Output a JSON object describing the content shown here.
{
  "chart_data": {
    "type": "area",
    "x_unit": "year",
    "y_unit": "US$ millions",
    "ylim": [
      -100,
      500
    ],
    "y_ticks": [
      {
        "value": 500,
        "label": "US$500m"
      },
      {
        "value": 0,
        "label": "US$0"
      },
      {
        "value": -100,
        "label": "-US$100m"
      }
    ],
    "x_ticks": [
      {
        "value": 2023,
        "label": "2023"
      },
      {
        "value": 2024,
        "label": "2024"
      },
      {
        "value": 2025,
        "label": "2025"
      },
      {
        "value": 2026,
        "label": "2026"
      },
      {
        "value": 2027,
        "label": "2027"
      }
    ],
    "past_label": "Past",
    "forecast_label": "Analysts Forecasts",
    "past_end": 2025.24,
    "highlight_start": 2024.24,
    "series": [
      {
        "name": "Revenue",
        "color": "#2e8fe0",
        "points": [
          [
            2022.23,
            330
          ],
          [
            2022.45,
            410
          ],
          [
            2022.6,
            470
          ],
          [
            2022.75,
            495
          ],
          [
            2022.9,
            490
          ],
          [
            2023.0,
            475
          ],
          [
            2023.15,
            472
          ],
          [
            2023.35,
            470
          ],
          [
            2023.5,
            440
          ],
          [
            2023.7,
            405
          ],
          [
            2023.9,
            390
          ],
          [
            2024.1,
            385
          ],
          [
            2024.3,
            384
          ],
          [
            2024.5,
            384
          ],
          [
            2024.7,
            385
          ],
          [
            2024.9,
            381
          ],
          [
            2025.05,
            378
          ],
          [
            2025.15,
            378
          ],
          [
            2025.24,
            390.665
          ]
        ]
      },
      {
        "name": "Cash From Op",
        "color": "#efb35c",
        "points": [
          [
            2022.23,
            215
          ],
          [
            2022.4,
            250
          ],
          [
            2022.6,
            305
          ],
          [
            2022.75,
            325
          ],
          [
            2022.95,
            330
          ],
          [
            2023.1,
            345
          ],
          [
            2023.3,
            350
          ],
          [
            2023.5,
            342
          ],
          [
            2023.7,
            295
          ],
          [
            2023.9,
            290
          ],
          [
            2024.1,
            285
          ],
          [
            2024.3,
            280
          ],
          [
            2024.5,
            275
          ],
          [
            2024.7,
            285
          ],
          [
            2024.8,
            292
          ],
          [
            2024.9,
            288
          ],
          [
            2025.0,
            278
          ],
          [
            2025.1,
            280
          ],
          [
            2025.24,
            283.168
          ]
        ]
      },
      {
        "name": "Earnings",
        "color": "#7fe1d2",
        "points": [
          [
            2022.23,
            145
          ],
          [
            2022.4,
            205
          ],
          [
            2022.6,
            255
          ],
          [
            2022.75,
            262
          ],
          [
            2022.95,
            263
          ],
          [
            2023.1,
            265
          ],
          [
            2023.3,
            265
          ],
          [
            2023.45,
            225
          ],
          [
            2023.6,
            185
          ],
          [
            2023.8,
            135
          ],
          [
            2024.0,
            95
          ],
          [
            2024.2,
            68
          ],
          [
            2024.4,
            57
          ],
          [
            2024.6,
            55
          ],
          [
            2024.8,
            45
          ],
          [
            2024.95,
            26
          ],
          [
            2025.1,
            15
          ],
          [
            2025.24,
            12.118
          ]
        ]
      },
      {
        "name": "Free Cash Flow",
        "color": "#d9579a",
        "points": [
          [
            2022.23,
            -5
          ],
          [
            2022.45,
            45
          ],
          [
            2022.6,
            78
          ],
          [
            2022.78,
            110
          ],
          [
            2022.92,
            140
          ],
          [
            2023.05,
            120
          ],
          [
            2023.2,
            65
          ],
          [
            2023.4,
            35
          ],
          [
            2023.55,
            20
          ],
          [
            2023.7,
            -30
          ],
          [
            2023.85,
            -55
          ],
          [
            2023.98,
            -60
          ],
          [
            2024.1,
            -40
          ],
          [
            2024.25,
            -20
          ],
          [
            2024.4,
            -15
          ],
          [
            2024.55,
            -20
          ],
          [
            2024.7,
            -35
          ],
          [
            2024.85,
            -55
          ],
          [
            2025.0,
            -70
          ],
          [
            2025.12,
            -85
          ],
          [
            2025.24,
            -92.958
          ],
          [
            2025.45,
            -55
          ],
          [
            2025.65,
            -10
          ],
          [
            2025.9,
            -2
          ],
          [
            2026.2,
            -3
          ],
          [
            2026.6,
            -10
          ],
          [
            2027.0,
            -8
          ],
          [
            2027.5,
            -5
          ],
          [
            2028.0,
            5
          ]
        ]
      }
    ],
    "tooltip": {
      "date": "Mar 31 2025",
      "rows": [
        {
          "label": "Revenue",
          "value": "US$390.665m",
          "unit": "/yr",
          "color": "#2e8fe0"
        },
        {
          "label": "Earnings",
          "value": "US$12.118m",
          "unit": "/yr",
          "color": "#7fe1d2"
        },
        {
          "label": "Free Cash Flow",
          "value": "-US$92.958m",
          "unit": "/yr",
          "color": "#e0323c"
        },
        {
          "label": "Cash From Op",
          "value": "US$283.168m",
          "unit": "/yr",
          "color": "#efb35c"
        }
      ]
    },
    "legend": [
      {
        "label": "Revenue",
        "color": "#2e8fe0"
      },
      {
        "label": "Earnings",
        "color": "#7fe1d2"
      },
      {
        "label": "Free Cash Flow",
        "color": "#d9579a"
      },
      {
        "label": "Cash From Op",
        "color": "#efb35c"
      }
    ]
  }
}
━━━━
■ Objective ■
Transcribe all of the entries without altering anything.

■ Correct response ■
Output a JSON object describing the content shown here.
{
  "chart_data": {
    "type": "area",
    "x_unit": "year",
    "y_unit": "US$ millions",
    "ylim": [
      -100,
      500
    ],
    "y_ticks": [
      {
        "value": 500,
        "label": "US$500m"
      },
      {
        "value": 0,
        "label": "US$0"
      },
      {
        "value": -100,
        "label": "-US$100m"
      }
    ],
    "x_ticks": [
      {
        "value": 2023,
        "label": "2023"
      },
      {
        "value": 2024,
        "label": "2024"
      },
      {
        "value": 2025,
        "label": "2025"
      },
      {
        "value": 2026,
        "label": "2026"
      },
      {
        "value": 2027,
        "label": "2027"
      }
    ],
    "past_label": "Past",
    "forecast_label": "Analysts Forecasts",
    "past_end": 2025.24,
    "highlight_start": 2024.24,
    "series": [
      {
        "name": "Revenue",
        "color": "#2e8fe0",
        "points": [
          [
            2022.23,
            330
          ],
          [
            2022.45,
            410
          ],
          [
            2022.6,
            470
          ],
          [
            2022.75,
            495
          ],
          [
            2022.9,
            490
          ],
          [
            2023.0,
            475
          ],
          [
            2023.15,
            472
          ],
          [
            2023.35,
            470
          ],
          [
            2023.5,
            440
          ],
          [
            2023.7,
            405
          ],
          [
            2023.9,
            390
          ],
          [
            2024.1,
            385
          ],
          [
            2024.3,
            384
          ],
          [
            2024.5,
            384
          ],
          [
            2024.7,
            385
          ],
          [
            2024.9,
            381
          ],
          [
            2025.05,
            378
          ],
          [
            2025.15,
            378
          ],
          [
            2025.24,
            390.665
          ]
        ]
      },
      {
        "name": "Cash From Op",
        "color": "#efb35c",
        "points": [
          [
            2022.23,
            215
          ],
          [
            2022.4,
            250
          ],
          [
            2022.6,
            305
          ],
          [
            2022.75,
            325
          ],
          [
            2022.95,
            330
          ],
          [
            2023.1,
            345
          ],
          [
            2023.3,
            350
          ],
          [
            2023.5,
            342
          ],
          [
            2023.7,
            295
          ],
          [
            2023.9,
            290
          ],
          [
            2024.1,
            285
          ],
          [
            2024.3,
            280
          ],
          [
            2024.5,
            275
          ],
          [
            2024.7,
            285
          ],
          [
            2024.8,
            292
          ],
          [
            2024.9,
            288
          ],
          [
            2025.0,
            278
          ],
          [
            2025.1,
            280
          ],
          [
            2025.24,
            283.168
          ]
        ]
      },
      {
        "name": "Earnings",
        "color": "#7fe1d2",
        "points": [
          [
            2022.23,
            145
          ],
          [
            2022.4,
            205
          ],
          [
            2022.6,
            255
          ],
          [
            2022.75,
            262
          ],
          [
            2022.95,
            263
          ],
          [
            2023.1,
            265
          ],
          [
            2023.3,
            265
          ],
          [
            2023.45,
            225
          ],
          [
            2023.6,
            185
          ],
          [
            2023.8,
            135
          ],
          [
            2024.0,
            95
          ],
          [
            2024.2,
            68
          ],
          [
            2024.4,
            57
          ],
          [
            2024.6,
            55
          ],
          [
            2024.8,
            45
          ],
          [
            2024.95,
            26
          ],
          [
            2025.1,
            15
          ],
          [
            2025.24,
            12.118
          ]
        ]
      },
      {
        "name": "Free Cash Flow",
        "color": "#d9579a",
        "points": [
          [
            2022.23,
            -5
          ],
          [
            2022.45,
            45
          ],
          [
            2022.6,
            78
          ],
          [
            2022.78,
            110
          ],
          [
            2022.92,
            140
          ],
          [
            2023.05,
            120
          ],
          [
            2023.2,
            65
          ],
          [
            2023.4,
            35
          ],
          [
            2023.55,
            20
          ],
          [
            2023.7,
            -30
          ],
          [
            2023.85,
            -55
          ],
          [
            2023.98,
            -60
          ],
          [
            2024.1,
            -40
          ],
          [
            2024.25,
            -20
          ],
          [
            2024.4,
            -15
          ],
          [
            2024.55,
            -20
          ],
          [
            2024.7,
            -35
          ],
          [
            2024.85,
            -55
          ],
          [
            2025.0,
            -70
          ],
          [
            2025.12,
            -85
          ],
          [
            2025.24,
            -92.958
          ],
          [
            2025.45,
            -55
          ],
          [
            2025.65,
            -10
          ],
          [
            2025.9,
            -2
          ],
          [
            2026.2,
            -3
          ],
          [
            2026.6,
            -10
          ],
          [
            2027.0,
            -8
          ],
          [
            2027.5,
            -5
          ],
          [
            2028.0,
            5
          ]
        ]
      }
    ],
    "tooltip": {
      "date": "Mar 31 2025",
      "rows": [
        {
          "label": "Revenue",
          "value": "US$390.665m",
          "unit": "/yr",
          "color": "#2e8fe0"
        },
        {
          "label": "Earnings",
          "value": "US$12.118m",
          "unit": "/yr",
          "color": "#7fe1d2"
        },
        {
          "label": "Free Cash Flow",
          "value": "-US$92.958m",
          "unit": "/yr",
          "color": "#e0323c"
        },
        {
          "label": "Cash From Op",
          "value": "US$283.168m",
          "unit": "/yr",
          "color": "#efb35c"
        }
      ]
    },
    "legend": [
      {
        "label": "Revenue",
        "color": "#2e8fe0"
      },
      {
        "label": "Earnings",
        "color": "#7fe1d2"
      },
      {
        "label": "Free Cash Flow",
        "color": "#d9579a"
      },
      {
        "label": "Cash From Op",
        "color": "#efb35c"
      }
    ]
  }
}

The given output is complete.